_Set exercise_
Copy whichever lines contain the string "Peak".
::: Recorded information
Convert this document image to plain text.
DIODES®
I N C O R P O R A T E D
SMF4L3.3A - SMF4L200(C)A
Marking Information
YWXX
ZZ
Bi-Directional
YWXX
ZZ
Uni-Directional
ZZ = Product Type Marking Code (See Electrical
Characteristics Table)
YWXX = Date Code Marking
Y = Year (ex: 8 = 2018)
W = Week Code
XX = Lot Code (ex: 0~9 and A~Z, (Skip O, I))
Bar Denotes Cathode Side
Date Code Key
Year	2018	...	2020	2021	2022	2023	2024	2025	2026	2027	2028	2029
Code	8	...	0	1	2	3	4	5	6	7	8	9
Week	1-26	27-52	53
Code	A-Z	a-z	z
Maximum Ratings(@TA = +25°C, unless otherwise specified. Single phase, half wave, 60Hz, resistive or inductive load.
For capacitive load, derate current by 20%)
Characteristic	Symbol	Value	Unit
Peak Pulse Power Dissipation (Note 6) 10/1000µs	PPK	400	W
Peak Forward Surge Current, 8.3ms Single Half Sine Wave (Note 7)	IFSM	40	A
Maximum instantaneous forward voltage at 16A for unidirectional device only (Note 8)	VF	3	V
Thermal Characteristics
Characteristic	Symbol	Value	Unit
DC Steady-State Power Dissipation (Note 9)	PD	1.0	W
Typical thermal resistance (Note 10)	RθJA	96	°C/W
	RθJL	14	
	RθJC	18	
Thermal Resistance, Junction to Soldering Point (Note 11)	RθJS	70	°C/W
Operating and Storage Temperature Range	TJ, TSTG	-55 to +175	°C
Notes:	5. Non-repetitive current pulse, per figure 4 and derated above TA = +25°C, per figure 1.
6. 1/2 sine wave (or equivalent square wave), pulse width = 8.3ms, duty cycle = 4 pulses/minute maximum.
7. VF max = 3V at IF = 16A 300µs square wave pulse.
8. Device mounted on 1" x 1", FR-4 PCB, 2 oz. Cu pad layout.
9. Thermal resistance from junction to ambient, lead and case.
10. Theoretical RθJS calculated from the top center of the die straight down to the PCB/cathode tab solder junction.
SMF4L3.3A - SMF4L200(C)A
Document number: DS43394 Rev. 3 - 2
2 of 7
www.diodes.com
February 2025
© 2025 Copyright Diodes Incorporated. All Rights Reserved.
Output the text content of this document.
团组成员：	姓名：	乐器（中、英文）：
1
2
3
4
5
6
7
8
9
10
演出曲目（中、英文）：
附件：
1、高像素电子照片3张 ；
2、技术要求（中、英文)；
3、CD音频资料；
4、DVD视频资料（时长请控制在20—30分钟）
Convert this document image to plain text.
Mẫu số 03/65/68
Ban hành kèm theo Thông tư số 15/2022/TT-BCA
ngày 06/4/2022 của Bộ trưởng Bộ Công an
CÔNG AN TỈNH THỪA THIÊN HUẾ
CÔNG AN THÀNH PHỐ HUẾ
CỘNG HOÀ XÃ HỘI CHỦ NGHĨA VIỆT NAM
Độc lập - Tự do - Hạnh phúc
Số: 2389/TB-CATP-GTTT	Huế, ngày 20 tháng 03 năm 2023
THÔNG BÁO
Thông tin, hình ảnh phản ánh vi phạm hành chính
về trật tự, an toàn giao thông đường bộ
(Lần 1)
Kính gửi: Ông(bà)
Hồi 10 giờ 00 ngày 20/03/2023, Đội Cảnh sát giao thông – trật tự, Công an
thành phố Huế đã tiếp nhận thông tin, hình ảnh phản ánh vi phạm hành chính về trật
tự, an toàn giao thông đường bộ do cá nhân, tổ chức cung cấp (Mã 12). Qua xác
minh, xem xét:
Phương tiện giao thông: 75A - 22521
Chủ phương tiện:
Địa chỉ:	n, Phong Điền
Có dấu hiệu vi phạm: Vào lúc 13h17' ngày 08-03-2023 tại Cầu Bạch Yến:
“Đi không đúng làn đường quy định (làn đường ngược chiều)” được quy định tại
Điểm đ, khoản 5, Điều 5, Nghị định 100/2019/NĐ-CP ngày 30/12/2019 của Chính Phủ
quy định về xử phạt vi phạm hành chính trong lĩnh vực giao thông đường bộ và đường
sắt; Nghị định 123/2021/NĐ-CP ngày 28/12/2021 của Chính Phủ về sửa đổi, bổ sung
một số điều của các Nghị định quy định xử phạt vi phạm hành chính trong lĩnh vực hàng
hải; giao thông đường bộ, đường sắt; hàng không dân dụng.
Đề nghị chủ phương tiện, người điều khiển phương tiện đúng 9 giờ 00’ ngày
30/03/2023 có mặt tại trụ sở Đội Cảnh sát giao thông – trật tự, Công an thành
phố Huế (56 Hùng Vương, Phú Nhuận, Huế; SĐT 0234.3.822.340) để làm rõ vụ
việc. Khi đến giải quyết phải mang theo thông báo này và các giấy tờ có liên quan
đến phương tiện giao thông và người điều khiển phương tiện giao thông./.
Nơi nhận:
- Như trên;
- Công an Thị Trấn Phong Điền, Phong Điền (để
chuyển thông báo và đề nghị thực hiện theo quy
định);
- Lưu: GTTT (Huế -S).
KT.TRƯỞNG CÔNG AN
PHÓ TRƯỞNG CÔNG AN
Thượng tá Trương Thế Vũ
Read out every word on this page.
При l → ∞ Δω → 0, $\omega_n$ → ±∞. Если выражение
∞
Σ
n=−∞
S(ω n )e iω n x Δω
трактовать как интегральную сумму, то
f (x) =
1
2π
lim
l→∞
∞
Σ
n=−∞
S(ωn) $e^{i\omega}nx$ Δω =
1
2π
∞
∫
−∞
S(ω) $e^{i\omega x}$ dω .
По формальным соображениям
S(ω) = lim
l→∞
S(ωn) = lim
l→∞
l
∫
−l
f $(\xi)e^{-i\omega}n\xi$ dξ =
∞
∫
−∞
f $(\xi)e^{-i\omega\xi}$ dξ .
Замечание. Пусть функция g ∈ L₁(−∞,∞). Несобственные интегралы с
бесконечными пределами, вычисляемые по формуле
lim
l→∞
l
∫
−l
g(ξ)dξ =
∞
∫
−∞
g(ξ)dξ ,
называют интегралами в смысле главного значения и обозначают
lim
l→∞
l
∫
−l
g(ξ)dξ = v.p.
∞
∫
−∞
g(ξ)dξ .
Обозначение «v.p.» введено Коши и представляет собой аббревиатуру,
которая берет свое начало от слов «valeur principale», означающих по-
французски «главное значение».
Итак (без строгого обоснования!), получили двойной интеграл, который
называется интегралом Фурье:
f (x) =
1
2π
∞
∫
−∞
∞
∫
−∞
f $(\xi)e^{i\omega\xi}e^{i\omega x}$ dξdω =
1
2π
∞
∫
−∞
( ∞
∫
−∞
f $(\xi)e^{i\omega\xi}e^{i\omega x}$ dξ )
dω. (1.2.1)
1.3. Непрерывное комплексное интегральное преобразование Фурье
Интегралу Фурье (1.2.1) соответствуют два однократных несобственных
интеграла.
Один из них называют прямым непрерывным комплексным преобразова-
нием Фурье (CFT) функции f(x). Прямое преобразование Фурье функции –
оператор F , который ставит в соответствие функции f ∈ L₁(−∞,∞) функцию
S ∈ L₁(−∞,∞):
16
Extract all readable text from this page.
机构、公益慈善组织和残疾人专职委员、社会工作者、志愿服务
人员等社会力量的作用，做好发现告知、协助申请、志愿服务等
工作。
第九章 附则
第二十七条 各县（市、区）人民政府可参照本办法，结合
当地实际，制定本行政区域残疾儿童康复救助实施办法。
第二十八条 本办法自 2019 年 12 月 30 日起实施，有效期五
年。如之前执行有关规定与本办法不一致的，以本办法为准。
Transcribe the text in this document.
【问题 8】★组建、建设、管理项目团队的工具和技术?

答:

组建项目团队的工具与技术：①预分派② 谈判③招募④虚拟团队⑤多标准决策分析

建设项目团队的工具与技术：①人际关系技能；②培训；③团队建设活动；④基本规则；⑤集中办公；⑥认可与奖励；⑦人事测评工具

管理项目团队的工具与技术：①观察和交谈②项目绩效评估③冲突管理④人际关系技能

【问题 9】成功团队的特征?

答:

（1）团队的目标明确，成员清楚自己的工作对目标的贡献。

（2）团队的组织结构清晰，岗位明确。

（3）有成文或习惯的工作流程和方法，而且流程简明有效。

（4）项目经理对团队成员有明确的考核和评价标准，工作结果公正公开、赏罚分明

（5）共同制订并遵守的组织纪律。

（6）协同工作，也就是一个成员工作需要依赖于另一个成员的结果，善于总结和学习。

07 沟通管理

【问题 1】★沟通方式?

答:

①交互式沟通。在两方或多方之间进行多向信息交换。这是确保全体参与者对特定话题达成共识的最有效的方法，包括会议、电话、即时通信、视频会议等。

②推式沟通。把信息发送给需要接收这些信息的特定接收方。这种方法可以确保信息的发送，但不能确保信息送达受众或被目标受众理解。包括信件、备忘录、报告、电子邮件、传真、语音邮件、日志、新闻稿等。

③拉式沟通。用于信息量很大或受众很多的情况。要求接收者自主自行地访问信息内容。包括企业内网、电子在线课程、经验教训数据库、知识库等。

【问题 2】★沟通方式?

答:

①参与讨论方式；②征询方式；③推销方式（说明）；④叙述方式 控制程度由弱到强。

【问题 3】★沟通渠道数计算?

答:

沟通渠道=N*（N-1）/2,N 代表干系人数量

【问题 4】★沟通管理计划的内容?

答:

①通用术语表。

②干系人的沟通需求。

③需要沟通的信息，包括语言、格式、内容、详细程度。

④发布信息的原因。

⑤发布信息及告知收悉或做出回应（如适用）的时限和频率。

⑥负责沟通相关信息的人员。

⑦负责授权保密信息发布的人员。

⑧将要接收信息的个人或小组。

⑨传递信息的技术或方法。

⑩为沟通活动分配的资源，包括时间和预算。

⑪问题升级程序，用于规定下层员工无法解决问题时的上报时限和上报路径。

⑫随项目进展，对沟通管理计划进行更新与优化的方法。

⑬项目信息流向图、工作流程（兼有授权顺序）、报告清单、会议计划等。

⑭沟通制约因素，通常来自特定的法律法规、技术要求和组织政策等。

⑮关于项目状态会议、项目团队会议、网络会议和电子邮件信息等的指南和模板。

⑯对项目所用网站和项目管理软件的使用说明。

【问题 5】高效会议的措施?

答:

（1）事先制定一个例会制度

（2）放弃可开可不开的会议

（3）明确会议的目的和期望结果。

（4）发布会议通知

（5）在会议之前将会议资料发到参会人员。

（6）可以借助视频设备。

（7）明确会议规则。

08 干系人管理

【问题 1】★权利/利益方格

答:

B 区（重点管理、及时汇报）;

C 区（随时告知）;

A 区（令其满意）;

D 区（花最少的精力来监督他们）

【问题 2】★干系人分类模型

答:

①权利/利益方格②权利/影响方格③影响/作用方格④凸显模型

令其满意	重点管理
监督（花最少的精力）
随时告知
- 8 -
::::::
_Reply to the exercise_
Peak Pulse Power Dissipation (Note 6) 10/1000µs	PPK	400	W
Peak Forward Surge Current, 8.3ms Single Half Sine Wave (Note 7)	IFSM	40	A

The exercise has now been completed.